++++ RECORD LIST
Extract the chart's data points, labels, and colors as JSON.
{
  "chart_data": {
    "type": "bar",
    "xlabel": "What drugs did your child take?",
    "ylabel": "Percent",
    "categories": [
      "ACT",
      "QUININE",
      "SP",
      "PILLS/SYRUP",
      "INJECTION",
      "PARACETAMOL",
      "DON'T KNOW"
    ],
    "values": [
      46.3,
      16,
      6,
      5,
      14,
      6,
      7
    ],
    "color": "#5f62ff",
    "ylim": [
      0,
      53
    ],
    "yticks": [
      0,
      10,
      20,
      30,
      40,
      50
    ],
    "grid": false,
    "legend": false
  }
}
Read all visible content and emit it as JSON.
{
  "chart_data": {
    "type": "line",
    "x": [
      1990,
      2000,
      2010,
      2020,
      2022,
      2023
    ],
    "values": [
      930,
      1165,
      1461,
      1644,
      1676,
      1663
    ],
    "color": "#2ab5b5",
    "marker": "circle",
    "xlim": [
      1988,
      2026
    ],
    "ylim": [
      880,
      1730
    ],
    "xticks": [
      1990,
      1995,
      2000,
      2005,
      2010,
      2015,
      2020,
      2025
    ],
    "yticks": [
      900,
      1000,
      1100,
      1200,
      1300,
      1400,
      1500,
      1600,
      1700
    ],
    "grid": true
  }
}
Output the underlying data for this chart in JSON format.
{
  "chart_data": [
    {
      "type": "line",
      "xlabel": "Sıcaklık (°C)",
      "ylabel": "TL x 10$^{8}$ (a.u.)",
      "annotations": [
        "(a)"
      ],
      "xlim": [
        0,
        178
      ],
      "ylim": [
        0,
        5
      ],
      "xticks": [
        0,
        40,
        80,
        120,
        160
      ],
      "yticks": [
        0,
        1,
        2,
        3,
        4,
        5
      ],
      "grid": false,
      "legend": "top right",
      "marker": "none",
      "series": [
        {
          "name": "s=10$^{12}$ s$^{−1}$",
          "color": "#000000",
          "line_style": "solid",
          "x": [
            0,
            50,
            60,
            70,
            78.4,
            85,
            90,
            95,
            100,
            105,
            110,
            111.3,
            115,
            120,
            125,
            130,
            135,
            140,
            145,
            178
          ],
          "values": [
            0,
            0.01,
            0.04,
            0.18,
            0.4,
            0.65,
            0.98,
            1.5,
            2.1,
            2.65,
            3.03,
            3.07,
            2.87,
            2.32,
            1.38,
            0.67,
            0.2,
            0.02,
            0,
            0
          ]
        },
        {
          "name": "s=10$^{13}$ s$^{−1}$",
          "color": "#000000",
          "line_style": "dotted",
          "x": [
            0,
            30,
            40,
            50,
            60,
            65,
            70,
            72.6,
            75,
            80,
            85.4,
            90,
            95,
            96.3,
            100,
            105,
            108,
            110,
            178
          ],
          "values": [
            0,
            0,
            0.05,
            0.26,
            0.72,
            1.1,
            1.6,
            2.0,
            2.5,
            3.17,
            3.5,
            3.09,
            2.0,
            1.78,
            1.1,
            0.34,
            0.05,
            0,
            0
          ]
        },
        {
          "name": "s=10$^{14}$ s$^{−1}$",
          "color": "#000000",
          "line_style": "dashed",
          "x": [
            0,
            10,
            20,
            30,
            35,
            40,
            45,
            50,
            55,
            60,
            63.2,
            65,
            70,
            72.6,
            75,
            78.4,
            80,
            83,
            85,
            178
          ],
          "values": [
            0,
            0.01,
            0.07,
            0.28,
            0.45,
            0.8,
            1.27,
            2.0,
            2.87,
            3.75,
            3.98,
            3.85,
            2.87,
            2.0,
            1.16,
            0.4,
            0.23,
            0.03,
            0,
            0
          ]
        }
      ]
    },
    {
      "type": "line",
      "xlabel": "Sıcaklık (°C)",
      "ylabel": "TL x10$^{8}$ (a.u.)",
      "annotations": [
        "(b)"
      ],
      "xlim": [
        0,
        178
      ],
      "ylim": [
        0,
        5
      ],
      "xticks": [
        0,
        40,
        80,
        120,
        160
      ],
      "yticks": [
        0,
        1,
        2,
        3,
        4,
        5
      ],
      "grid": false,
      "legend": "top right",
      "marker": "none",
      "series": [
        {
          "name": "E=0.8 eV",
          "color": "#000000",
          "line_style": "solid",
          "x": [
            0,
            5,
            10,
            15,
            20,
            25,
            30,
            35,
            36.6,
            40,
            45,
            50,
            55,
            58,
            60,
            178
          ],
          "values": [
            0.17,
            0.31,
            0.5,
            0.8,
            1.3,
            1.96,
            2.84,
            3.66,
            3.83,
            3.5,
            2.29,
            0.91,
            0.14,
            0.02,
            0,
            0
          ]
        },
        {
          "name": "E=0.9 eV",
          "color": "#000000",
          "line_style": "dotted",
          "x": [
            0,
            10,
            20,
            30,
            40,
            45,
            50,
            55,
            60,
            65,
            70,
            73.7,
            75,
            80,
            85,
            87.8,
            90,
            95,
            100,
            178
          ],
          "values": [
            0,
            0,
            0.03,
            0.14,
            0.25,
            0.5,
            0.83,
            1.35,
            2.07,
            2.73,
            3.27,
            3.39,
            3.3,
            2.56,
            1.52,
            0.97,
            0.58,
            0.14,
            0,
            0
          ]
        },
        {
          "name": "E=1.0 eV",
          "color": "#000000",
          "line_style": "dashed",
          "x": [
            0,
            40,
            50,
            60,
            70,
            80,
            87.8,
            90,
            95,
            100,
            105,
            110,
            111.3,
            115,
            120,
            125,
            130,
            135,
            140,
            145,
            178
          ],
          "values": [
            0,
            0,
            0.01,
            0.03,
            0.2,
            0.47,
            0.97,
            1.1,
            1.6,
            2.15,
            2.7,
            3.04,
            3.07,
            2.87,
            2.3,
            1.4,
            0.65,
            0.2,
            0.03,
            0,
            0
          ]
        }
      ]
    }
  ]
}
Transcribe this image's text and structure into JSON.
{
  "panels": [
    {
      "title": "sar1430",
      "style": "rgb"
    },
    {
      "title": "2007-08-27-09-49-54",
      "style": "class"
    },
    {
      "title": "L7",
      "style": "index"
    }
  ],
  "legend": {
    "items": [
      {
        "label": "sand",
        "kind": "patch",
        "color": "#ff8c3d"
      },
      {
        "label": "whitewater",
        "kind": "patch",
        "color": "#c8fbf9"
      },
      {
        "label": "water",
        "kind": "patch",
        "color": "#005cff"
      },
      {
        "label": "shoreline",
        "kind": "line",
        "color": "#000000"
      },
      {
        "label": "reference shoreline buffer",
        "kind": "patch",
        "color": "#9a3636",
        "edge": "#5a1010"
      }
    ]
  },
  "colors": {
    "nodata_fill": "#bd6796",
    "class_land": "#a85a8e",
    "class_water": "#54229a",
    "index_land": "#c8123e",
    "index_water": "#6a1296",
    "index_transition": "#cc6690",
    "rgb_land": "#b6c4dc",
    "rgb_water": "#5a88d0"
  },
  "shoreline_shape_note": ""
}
++++++++
### GOAL
Which lines in the records above contain the string "JSON"? Copy each one.

### FINISHED TASK
Extract the chart's data points, labels, and colors as JSON.
Read all visible content and emit it as JSON.
Output the underlying data for this chart in JSON format.
Transcribe this image's text and structure into JSON.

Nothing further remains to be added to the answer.